*Excerpted records*:
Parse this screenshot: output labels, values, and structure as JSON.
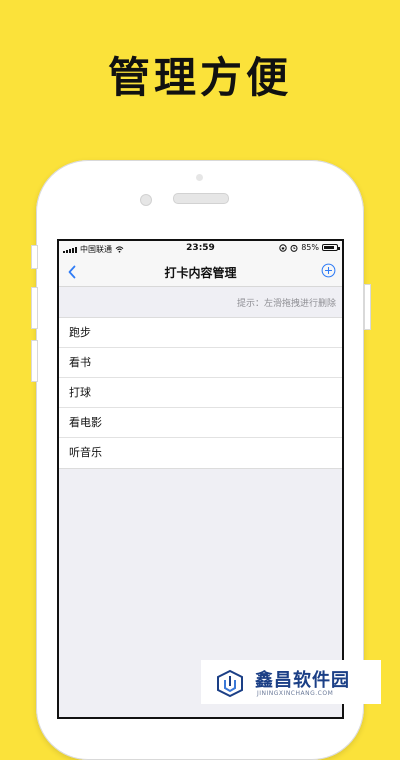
{
  "headline": "管理方便",
  "status_bar": {
    "carrier": "中国联通",
    "time": "23:59",
    "battery": "85%",
    "battery_level": 0.85
  },
  "nav": {
    "back_icon": "chevron-left-icon",
    "title": "打卡内容管理",
    "add_icon": "plus-circle-icon"
  },
  "hint": "提示：左滑拖拽进行删除",
  "items": [
    {
      "label": "跑步"
    },
    {
      "label": "看书"
    },
    {
      "label": "打球"
    },
    {
      "label": "看电影"
    },
    {
      "label": "听音乐"
    }
  ],
  "watermark": {
    "name": "鑫昌软件园",
    "url": "JININGXINCHANG.COM"
  },
  "colors": {
    "background": "#fbe23a",
    "accent": "#2f7cf6",
    "list_bg": "#efeff4"
  }
}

*What you should do*: Your answer should be a single number: the count of lines that contain "icon".

*Output of the exercise*: 2